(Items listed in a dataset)
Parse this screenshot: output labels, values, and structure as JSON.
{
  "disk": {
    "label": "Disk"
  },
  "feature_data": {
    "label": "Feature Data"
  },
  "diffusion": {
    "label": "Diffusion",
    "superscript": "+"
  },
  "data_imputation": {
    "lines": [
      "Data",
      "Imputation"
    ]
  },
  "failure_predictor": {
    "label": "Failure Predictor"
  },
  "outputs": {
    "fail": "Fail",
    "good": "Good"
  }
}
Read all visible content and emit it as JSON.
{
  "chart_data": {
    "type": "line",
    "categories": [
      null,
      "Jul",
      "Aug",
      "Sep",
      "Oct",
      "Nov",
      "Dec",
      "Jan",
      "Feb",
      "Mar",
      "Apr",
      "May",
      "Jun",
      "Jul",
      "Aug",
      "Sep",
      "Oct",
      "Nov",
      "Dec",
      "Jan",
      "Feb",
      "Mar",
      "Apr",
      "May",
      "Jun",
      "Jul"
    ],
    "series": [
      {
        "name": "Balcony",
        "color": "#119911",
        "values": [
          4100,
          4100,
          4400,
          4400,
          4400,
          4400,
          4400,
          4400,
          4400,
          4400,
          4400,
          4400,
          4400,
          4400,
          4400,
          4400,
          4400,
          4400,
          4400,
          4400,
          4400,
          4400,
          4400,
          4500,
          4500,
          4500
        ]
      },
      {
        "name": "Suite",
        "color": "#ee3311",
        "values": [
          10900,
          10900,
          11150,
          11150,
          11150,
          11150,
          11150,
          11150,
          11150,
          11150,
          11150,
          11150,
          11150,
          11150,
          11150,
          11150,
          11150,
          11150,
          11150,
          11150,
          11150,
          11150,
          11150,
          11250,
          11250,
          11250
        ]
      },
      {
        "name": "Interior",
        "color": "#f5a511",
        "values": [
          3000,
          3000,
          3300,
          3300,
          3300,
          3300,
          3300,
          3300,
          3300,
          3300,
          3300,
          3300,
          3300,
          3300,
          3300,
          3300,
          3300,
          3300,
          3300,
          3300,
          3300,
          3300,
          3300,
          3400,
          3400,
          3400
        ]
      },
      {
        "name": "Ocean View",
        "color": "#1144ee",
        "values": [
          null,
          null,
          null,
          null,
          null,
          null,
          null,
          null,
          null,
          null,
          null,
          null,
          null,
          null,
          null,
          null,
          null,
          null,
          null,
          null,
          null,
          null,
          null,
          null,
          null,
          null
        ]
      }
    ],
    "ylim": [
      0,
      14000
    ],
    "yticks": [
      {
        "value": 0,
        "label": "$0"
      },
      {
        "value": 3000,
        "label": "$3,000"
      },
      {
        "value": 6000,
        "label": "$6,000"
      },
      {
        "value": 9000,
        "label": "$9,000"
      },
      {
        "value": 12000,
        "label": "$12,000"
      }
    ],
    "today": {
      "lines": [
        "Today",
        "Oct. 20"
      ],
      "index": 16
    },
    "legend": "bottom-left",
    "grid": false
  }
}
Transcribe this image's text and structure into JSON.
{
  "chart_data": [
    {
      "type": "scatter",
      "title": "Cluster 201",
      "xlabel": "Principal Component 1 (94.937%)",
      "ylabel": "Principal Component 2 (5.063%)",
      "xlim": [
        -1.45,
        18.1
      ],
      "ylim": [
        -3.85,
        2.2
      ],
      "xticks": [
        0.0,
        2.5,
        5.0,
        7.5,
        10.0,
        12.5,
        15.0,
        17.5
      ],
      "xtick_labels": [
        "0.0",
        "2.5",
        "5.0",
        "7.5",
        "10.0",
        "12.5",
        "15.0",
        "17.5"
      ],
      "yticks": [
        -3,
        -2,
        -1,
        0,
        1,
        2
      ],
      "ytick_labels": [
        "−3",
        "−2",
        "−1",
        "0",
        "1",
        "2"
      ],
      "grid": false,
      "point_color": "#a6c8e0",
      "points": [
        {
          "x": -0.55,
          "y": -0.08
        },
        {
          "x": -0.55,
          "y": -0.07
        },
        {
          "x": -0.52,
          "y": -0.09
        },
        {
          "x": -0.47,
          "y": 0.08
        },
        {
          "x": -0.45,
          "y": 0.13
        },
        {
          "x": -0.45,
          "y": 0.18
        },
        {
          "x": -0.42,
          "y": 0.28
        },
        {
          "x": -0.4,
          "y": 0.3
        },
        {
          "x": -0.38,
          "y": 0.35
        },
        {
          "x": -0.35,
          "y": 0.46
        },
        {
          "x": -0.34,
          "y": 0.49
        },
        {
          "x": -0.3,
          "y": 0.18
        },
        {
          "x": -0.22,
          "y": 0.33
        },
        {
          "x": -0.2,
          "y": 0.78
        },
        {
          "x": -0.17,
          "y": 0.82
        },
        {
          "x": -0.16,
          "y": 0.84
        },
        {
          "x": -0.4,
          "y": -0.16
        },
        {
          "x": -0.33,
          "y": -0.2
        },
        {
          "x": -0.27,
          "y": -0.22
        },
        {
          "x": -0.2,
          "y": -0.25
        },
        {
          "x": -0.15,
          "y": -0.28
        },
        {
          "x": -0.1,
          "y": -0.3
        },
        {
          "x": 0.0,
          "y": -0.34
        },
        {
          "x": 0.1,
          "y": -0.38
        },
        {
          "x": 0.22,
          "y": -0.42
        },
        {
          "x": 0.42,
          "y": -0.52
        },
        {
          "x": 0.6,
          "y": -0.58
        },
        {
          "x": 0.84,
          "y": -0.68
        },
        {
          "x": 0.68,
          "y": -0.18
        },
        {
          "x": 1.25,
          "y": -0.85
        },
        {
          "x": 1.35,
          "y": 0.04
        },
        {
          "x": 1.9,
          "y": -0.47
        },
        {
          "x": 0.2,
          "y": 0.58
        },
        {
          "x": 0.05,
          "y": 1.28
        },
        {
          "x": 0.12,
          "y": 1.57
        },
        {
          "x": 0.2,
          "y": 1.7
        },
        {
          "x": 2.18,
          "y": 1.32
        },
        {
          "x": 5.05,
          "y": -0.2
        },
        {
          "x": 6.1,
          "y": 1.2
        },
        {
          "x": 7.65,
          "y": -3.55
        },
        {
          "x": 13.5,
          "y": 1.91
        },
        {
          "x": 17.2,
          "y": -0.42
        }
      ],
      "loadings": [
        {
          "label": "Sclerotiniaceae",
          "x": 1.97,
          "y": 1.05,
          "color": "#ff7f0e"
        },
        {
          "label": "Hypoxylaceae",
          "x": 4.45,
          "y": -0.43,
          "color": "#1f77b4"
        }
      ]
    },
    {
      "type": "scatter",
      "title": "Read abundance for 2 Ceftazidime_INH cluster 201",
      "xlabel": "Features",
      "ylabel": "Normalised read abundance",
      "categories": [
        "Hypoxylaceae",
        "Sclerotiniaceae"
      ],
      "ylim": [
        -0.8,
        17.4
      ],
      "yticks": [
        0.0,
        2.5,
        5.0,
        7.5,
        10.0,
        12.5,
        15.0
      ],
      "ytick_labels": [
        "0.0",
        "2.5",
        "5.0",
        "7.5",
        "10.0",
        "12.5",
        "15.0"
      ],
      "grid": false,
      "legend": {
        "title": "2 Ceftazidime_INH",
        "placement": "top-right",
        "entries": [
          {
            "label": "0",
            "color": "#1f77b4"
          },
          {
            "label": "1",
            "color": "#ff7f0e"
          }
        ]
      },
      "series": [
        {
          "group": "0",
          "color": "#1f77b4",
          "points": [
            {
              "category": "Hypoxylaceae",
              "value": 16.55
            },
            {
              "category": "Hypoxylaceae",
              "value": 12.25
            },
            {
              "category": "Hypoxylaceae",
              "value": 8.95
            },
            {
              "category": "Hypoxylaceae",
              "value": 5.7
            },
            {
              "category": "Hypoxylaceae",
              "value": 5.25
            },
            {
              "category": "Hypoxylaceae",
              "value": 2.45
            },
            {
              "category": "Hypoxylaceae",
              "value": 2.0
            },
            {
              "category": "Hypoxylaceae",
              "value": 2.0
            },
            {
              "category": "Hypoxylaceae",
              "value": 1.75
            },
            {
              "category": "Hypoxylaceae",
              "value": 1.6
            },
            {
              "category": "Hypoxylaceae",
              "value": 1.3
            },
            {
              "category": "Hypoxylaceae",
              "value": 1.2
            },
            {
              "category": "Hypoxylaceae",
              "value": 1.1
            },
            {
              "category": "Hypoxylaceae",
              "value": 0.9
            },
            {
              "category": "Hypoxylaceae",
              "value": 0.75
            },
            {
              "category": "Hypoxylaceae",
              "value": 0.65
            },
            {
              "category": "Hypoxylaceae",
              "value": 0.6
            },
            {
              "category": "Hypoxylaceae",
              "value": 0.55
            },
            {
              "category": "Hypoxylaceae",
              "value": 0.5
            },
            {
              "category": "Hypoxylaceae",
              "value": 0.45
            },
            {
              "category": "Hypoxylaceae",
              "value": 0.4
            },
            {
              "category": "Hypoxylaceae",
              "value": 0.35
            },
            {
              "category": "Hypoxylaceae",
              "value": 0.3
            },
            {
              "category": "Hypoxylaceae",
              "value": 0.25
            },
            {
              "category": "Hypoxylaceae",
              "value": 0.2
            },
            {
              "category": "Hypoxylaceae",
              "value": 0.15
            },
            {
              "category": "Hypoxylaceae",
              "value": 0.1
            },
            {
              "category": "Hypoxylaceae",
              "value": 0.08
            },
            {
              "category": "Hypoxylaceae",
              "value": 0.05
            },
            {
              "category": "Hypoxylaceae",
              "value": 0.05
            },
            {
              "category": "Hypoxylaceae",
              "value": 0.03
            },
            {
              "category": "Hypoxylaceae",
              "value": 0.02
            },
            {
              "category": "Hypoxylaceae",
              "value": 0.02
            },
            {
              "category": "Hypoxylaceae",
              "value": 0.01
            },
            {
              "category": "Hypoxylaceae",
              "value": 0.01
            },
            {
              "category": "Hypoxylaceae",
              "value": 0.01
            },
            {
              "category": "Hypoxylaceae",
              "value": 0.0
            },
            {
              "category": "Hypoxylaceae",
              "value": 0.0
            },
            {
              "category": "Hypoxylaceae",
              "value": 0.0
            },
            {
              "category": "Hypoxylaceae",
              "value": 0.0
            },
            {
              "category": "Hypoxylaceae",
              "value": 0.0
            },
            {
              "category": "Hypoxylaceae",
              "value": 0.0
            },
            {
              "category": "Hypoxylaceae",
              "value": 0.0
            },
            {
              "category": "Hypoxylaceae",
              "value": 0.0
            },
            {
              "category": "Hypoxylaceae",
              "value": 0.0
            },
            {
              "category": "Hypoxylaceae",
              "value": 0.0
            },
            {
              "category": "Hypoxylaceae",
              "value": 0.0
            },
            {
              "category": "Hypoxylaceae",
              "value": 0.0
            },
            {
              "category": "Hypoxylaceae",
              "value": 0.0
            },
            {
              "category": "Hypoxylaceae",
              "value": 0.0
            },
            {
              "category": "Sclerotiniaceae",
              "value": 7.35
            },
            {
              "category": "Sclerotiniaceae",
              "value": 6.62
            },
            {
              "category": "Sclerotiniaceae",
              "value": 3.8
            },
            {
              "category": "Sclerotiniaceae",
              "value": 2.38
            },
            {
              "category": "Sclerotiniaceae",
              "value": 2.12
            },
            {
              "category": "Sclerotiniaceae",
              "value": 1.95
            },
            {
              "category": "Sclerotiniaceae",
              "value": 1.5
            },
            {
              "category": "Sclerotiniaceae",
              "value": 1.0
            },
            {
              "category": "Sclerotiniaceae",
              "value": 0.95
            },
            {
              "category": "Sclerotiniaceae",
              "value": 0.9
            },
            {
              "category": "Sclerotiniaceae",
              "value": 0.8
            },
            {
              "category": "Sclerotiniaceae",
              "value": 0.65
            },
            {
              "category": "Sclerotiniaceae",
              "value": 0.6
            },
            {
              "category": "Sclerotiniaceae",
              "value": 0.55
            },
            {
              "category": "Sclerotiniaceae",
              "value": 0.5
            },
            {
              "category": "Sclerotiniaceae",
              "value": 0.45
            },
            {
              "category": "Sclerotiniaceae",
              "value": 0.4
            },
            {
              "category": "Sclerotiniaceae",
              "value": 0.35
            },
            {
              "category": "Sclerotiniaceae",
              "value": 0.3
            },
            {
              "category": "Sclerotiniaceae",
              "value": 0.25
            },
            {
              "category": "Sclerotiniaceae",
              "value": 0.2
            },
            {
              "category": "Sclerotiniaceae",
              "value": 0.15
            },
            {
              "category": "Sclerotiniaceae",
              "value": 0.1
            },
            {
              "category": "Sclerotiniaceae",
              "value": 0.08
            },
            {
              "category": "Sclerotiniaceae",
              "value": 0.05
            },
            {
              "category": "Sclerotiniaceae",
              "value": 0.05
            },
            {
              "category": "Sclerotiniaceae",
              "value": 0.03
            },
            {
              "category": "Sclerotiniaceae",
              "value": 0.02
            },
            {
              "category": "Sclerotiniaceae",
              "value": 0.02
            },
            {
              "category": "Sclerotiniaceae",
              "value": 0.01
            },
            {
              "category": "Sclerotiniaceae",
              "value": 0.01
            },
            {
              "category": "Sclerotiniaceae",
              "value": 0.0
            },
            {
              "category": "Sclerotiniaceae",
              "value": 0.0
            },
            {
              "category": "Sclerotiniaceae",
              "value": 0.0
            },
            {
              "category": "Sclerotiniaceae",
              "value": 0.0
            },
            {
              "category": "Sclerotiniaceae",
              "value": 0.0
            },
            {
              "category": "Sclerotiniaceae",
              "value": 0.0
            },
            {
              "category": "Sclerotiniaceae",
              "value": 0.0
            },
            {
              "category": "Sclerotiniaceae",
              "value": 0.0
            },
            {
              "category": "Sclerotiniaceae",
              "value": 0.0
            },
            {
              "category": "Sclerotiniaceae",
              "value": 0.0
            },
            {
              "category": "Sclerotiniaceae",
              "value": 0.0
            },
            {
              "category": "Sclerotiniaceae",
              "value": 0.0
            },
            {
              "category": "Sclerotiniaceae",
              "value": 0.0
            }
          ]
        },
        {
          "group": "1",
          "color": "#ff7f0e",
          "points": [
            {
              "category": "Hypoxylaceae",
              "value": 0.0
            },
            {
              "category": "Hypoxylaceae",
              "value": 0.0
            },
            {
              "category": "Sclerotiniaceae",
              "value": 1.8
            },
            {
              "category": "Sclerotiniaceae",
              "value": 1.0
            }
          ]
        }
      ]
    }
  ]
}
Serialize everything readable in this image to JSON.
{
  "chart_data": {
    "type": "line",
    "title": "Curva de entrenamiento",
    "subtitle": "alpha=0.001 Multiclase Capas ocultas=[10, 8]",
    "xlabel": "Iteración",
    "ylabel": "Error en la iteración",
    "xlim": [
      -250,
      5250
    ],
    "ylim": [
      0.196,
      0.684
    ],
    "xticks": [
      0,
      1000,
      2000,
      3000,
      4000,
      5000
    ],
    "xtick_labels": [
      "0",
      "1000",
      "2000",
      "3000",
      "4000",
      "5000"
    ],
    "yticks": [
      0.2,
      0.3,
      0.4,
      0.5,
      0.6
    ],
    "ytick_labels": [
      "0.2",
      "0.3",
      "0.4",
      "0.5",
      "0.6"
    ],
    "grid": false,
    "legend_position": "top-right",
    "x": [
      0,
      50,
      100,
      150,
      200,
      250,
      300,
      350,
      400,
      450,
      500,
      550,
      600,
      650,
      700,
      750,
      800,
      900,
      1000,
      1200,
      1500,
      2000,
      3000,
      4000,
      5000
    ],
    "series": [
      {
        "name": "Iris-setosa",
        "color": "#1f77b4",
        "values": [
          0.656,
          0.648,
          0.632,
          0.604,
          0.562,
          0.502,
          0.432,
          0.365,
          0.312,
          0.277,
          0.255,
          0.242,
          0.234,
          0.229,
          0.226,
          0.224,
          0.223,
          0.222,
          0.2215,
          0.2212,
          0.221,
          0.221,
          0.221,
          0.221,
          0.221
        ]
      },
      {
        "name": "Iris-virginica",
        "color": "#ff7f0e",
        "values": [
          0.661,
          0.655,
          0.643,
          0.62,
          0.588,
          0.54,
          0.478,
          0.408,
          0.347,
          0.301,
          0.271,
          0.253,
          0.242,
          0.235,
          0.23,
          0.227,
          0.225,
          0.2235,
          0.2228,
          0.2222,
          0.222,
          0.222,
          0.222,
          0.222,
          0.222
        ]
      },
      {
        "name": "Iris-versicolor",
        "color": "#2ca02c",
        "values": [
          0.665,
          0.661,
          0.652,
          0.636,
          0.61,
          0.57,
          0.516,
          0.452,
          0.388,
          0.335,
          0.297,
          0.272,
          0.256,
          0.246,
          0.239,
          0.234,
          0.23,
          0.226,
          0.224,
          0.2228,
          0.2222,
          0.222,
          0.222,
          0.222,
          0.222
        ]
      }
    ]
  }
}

=== Stated goal ===
From the entries, copy out each line containing the word "Principal".

=== Output of the task ===
      "xlabel": "Principal Component 1 (94.937%)",
      "ylabel": "Principal Component 2 (5.063%)",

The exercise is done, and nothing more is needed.